While the term “clean coal” is rightly met with ridicule and derision by many, up until this week it has been allowed to stand — at least in the world of advertising.

But now the UK’s advertising authorities have told Peabody Energy that it can no longer freely dangle its “clean coal” mythology in front of consumers without explaining itself.

The advert, devised by global PR agency Burson-Marsteller, claimed that Peabody was using “today’s clean coal technologies” to “improve emissions”.

In an adjudication, the Advertising Standards Authority said:

Notwithstanding the fact that “clean coal” had a meaning within the energy sector, we considered that without further information, and particularly when followed by another reference to “clean, modern energy”, consumers were likely to interpret the word ”clean” as an absolute claim meaning that “clean coal” processes did not produce CO2 or other emissions. We therefore concluded that the ad was misleading.

The ASA said that the complainant, environment group WWF, had argued the term “clean coal” was misleading and that it “implied that the advertiser’s impact on the environment was less damaging than was actually the case”.

**INPUT**
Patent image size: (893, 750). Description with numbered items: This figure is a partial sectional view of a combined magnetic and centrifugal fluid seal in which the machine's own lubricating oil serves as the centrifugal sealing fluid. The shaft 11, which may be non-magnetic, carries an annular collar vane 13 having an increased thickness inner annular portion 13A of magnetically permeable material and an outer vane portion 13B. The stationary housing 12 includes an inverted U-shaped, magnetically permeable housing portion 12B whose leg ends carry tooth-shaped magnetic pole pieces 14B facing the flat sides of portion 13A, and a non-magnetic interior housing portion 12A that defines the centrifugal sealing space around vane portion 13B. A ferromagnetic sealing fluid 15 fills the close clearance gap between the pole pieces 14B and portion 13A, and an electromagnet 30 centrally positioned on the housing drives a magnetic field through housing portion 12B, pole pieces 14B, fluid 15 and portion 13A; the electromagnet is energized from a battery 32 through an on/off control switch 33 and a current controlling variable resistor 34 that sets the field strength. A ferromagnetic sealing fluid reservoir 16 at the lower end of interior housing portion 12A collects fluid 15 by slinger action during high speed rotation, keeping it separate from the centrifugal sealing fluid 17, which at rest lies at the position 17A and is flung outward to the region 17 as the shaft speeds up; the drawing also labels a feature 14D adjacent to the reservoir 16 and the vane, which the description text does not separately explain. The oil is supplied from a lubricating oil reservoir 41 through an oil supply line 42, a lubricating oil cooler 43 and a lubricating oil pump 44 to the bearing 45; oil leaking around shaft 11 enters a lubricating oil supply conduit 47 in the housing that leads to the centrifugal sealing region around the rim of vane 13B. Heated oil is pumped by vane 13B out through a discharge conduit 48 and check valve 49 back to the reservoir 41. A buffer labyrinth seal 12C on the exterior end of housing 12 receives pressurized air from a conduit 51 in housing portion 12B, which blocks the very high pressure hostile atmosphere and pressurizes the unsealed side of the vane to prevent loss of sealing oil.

* * *

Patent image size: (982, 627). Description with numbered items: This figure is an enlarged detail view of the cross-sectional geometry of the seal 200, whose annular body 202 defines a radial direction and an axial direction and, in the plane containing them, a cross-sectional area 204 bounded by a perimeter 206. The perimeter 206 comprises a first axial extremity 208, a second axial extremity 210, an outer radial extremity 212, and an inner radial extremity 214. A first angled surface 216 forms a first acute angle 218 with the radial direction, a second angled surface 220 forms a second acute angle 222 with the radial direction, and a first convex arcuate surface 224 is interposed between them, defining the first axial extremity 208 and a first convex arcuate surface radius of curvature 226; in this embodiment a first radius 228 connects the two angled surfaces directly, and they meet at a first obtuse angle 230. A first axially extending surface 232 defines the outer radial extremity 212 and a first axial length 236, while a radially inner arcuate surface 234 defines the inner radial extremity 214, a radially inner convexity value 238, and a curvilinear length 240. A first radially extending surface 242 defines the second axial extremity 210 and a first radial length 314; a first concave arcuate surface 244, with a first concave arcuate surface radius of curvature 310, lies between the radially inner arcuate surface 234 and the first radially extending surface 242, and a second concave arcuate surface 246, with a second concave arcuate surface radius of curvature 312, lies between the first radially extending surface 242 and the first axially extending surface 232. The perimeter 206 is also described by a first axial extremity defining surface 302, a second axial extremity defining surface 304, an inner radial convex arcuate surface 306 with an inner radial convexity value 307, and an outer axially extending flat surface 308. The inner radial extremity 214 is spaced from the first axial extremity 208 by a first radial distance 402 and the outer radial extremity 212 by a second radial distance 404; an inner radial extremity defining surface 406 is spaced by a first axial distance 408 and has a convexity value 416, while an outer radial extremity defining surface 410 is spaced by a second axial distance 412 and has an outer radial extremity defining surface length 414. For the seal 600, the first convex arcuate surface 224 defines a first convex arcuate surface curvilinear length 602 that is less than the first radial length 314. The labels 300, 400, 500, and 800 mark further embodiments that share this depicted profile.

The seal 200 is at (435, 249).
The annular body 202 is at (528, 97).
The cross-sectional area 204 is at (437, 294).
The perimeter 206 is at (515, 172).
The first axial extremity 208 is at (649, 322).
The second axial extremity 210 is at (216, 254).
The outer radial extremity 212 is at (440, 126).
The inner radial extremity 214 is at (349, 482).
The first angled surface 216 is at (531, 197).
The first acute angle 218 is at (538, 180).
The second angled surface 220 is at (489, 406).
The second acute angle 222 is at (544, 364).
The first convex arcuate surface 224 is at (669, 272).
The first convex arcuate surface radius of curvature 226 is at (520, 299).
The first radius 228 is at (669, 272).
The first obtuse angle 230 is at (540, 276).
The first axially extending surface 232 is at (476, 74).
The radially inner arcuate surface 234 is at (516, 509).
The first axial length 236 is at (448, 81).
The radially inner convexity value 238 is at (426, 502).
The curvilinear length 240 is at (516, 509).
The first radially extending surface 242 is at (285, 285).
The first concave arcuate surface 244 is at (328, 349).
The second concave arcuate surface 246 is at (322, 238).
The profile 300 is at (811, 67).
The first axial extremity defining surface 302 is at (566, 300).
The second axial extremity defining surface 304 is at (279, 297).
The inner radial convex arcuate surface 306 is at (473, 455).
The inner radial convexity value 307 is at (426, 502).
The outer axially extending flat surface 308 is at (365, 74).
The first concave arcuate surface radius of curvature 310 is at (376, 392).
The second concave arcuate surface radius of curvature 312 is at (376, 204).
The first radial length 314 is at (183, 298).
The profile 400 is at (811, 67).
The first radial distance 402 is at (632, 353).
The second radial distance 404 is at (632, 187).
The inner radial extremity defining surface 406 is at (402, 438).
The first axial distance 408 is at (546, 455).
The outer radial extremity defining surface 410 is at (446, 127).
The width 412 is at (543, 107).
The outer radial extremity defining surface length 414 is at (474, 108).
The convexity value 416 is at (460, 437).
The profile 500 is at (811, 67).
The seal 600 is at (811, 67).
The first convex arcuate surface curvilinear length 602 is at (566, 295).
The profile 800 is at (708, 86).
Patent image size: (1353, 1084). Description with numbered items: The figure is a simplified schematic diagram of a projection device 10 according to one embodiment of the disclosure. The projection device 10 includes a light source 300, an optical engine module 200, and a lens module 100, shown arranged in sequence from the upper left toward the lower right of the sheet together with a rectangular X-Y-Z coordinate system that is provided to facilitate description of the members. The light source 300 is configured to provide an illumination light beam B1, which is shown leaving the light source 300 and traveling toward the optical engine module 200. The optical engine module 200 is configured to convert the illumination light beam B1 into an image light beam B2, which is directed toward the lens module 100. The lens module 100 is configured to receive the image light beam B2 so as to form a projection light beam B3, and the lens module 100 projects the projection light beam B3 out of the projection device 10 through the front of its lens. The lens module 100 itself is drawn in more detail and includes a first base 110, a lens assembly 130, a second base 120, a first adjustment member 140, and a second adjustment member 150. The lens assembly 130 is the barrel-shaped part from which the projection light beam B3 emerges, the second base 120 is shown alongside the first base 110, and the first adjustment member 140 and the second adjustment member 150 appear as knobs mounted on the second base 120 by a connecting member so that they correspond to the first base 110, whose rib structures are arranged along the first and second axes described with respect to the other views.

==

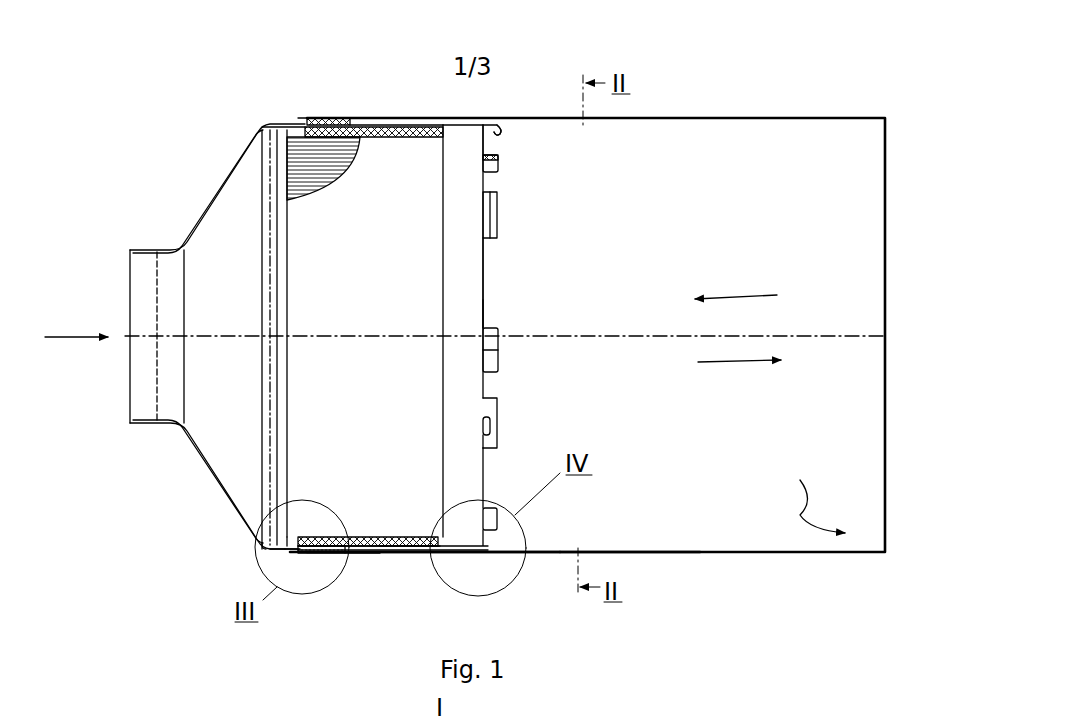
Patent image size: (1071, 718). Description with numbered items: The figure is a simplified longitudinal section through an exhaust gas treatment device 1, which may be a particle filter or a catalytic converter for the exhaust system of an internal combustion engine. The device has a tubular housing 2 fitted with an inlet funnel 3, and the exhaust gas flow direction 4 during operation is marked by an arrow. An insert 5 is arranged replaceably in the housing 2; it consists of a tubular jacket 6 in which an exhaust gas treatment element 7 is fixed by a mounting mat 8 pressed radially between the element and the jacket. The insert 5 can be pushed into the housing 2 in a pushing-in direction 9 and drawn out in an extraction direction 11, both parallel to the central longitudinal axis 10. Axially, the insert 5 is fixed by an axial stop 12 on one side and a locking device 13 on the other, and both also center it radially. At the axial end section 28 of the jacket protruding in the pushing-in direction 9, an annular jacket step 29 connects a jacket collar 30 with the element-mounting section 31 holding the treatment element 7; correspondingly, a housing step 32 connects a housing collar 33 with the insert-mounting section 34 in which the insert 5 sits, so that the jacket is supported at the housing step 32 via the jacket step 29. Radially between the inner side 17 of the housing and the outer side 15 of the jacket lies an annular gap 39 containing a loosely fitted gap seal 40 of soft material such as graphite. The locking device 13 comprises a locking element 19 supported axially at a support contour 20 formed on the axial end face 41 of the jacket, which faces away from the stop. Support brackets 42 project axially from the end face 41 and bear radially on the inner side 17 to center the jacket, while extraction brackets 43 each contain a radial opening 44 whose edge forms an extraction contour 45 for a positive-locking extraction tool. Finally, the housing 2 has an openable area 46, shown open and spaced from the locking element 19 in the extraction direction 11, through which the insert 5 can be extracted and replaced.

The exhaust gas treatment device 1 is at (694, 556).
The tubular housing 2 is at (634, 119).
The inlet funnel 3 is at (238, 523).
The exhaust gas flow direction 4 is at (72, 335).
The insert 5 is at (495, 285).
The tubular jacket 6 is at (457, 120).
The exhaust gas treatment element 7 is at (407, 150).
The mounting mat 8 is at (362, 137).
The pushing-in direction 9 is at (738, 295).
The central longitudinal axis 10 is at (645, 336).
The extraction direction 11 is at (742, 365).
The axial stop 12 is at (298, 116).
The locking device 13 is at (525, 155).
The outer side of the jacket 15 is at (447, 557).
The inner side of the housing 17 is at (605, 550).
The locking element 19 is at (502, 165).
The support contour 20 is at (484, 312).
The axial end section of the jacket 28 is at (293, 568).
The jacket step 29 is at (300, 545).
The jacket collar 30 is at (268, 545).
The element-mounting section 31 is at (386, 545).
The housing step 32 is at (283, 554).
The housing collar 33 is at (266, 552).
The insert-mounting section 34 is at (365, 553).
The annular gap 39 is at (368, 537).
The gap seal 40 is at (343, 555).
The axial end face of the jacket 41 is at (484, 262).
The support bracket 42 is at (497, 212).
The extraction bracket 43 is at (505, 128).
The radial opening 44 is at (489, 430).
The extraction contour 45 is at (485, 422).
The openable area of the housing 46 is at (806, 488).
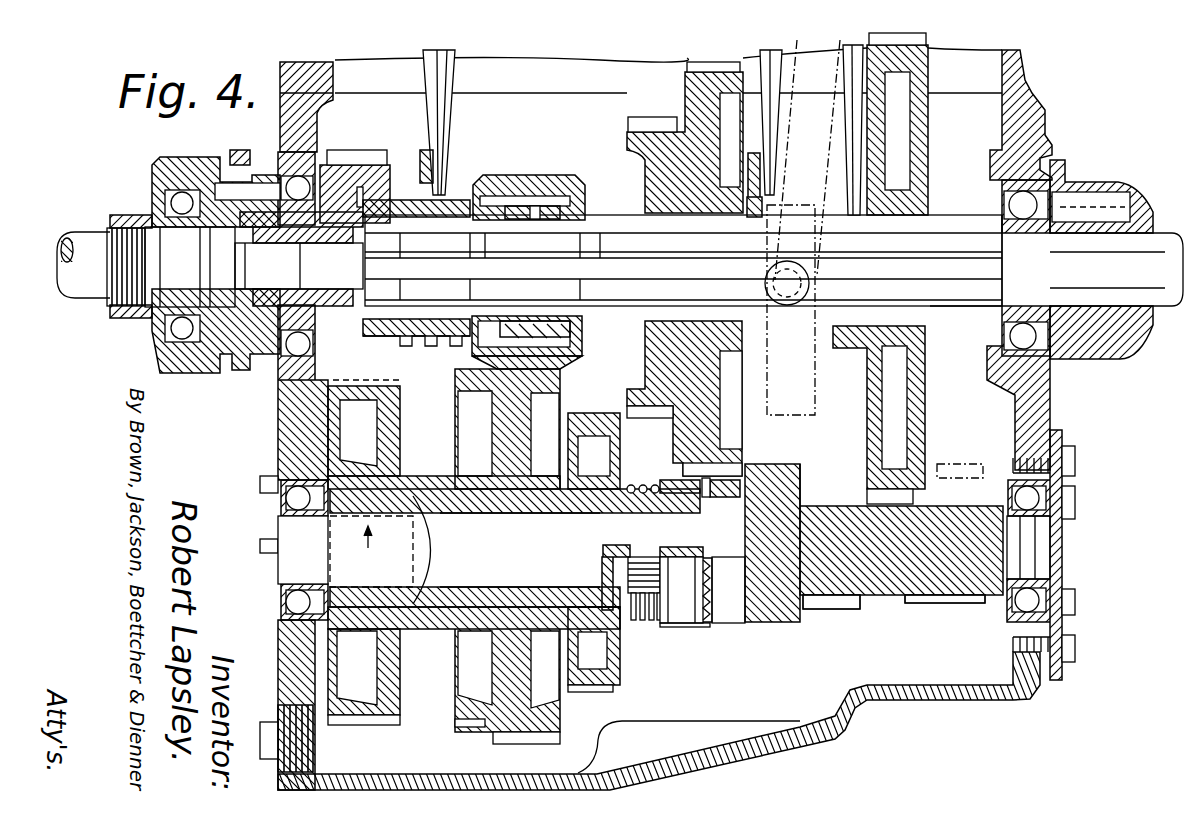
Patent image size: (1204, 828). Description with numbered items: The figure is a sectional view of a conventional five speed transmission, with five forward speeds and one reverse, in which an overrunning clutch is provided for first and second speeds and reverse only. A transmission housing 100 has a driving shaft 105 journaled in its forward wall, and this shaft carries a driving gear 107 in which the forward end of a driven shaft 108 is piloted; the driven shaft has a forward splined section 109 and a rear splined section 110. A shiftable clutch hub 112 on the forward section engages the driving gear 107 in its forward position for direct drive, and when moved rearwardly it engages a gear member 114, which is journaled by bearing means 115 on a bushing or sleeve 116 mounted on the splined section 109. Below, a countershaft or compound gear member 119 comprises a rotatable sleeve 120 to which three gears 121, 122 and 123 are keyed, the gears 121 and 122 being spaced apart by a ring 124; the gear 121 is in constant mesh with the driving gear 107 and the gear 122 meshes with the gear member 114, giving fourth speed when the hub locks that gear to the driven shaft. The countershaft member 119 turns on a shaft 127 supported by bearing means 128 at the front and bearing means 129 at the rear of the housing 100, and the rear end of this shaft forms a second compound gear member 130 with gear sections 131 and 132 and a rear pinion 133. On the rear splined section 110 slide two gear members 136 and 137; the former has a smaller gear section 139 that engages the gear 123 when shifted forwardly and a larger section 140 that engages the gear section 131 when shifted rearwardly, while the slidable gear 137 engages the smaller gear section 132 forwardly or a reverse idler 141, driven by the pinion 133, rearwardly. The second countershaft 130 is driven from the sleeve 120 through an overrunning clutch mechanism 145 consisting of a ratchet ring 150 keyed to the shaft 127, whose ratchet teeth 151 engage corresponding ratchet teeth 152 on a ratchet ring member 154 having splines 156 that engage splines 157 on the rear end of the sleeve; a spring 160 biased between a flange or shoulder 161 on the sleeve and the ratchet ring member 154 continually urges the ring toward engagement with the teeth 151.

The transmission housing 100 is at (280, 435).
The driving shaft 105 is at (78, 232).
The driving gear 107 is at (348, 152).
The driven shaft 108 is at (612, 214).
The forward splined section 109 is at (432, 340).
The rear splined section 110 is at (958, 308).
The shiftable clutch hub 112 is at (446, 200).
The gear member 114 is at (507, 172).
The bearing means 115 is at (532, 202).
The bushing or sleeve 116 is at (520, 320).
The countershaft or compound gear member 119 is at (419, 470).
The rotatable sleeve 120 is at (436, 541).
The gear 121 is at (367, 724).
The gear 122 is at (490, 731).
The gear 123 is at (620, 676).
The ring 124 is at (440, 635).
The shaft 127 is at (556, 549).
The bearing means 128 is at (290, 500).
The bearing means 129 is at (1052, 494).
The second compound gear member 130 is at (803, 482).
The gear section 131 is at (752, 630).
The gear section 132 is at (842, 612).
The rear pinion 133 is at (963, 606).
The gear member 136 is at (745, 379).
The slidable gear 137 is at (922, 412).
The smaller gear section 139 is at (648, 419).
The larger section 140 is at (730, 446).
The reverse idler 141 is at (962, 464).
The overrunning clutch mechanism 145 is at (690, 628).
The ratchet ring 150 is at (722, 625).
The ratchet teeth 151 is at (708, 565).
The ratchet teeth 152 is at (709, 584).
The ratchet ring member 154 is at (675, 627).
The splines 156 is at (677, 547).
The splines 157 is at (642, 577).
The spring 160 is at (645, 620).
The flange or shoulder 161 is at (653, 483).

**EXERCISE SET**
1 - Rewrite the passage on the "clean coal" advertising ruling, from the part that opens with "Notwithstanding the fact" through the part that closes with "the ad was misleading.", swapping "misleading" for "deceptive".
2 - Copy out every line of the records that contains the word "projection".

**ANSWERS FOR THE EXERCISE**
1 -
Notwithstanding the fact that “clean coal” had a meaning within the energy sector, we considered that without further information, and particularly when followed by another reference to “clean, modern energy”, consumers were likely to interpret the word ”clean” as an absolute claim meaning that “clean coal” processes did not produce CO2 or other emissions. We therefore concluded that the ad was deceptive.

2 -
Patent image size: (1353, 1084). Description with numbered items: The figure is a simplified schematic diagram of a projection device 10 according to one embodiment of the disclosure. The projection device 10 includes a light source 300, an optical engine module 200, and a lens module 100, shown arranged in sequence from the upper left toward the lower right of the sheet together with a rectangular X-Y-Z coordinate system that is provided to facilitate description of the members. The light source 300 is configured to provide an illumination light beam B1, which is shown leaving the light source 300 and traveling toward the optical engine module 200. The optical engine module 200 is configured to convert the illumination light beam B1 into an image light beam B2, which is directed toward the lens module 100. The lens module 100 is configured to receive the image light beam B2 so as to form a projection light beam B3, and the lens module 100 projects the projection light beam B3 out of the projection device 10 through the front of its lens. The lens module 100 itself is drawn in more detail and includes a first base 110, a lens assembly 130, a second base 120, a first adjustment member 140, and a second adjustment member 150. The lens assembly 130 is the barrel-shaped part from which the projection light beam B3 emerges, the second base 120 is shown alongside the first base 110, and the first adjustment member 140 and the second adjustment member 150 appear as knobs mounted on the second base 120 by a connecting member so that they correspond to the first base 110, whose rib structures are arranged along the first and second axes described with respect to the other views.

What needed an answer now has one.